• **AIM OF THE TASK**
Extract every line of the material that holds the string "Playback".

Stored data entries:

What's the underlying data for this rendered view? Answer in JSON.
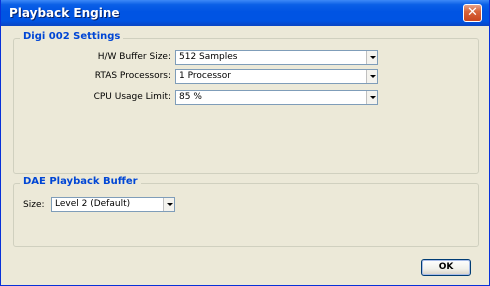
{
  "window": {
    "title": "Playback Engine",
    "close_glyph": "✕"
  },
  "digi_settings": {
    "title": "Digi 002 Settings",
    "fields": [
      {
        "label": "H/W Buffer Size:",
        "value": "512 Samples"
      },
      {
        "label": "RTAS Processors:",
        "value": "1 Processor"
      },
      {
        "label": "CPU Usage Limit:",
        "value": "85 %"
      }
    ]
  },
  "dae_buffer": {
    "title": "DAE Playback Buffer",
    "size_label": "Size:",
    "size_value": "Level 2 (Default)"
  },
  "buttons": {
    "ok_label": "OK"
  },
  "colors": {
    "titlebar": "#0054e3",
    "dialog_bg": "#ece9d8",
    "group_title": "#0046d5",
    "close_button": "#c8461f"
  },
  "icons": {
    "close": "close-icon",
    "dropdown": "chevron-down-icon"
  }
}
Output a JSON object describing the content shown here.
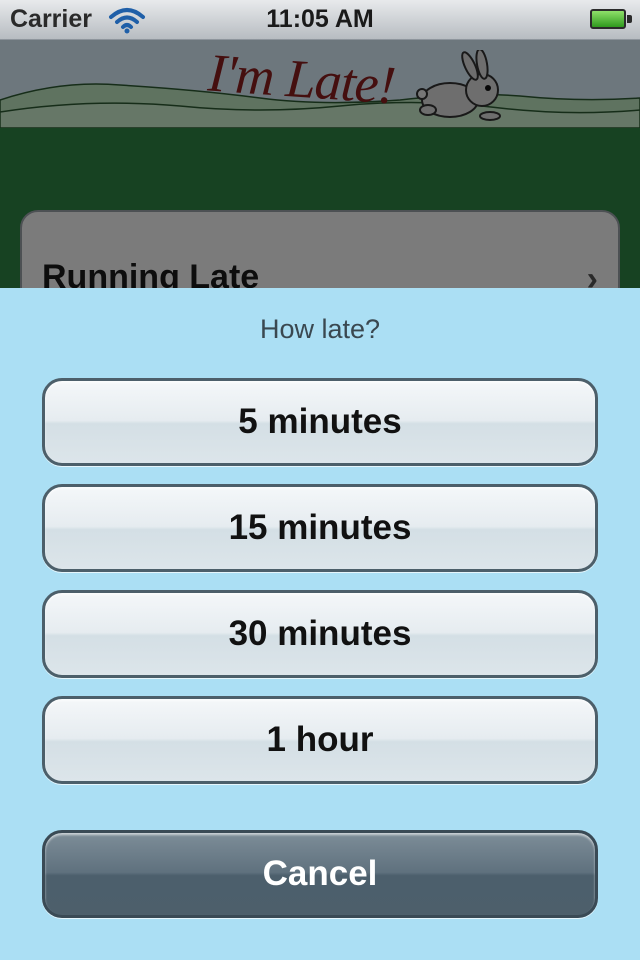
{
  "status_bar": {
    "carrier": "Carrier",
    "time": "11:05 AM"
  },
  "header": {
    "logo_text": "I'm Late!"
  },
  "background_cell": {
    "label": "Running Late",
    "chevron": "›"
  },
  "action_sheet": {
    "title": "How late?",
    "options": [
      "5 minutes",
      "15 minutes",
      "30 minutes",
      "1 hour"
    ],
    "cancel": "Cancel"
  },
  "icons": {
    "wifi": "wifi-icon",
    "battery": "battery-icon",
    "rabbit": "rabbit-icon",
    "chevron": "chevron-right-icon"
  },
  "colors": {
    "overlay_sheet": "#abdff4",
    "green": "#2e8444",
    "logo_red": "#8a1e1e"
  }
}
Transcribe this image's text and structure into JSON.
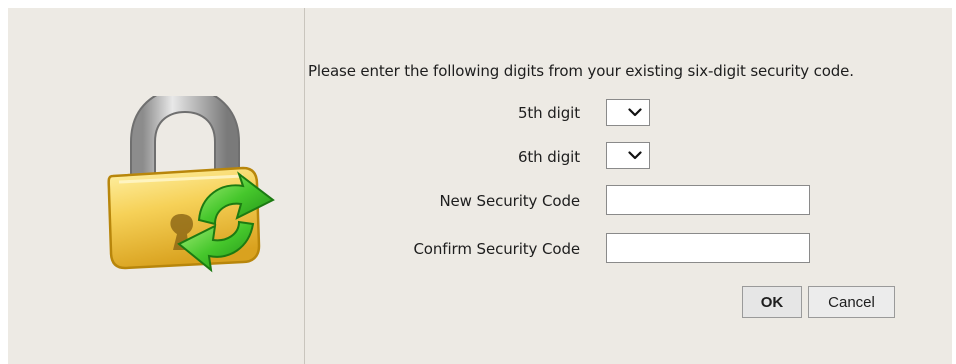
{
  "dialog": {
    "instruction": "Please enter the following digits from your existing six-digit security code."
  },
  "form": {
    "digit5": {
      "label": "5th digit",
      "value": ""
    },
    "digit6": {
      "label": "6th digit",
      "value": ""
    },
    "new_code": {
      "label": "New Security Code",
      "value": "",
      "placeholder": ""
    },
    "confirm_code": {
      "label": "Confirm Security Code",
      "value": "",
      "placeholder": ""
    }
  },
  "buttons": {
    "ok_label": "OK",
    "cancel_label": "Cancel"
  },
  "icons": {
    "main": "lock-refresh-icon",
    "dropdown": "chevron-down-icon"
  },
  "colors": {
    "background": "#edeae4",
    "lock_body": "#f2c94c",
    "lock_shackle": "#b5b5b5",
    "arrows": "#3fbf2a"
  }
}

• **ANSWER TO THIS PROBLEM**
    "title": "Playback Engine",
    "title": "DAE Playback Buffer",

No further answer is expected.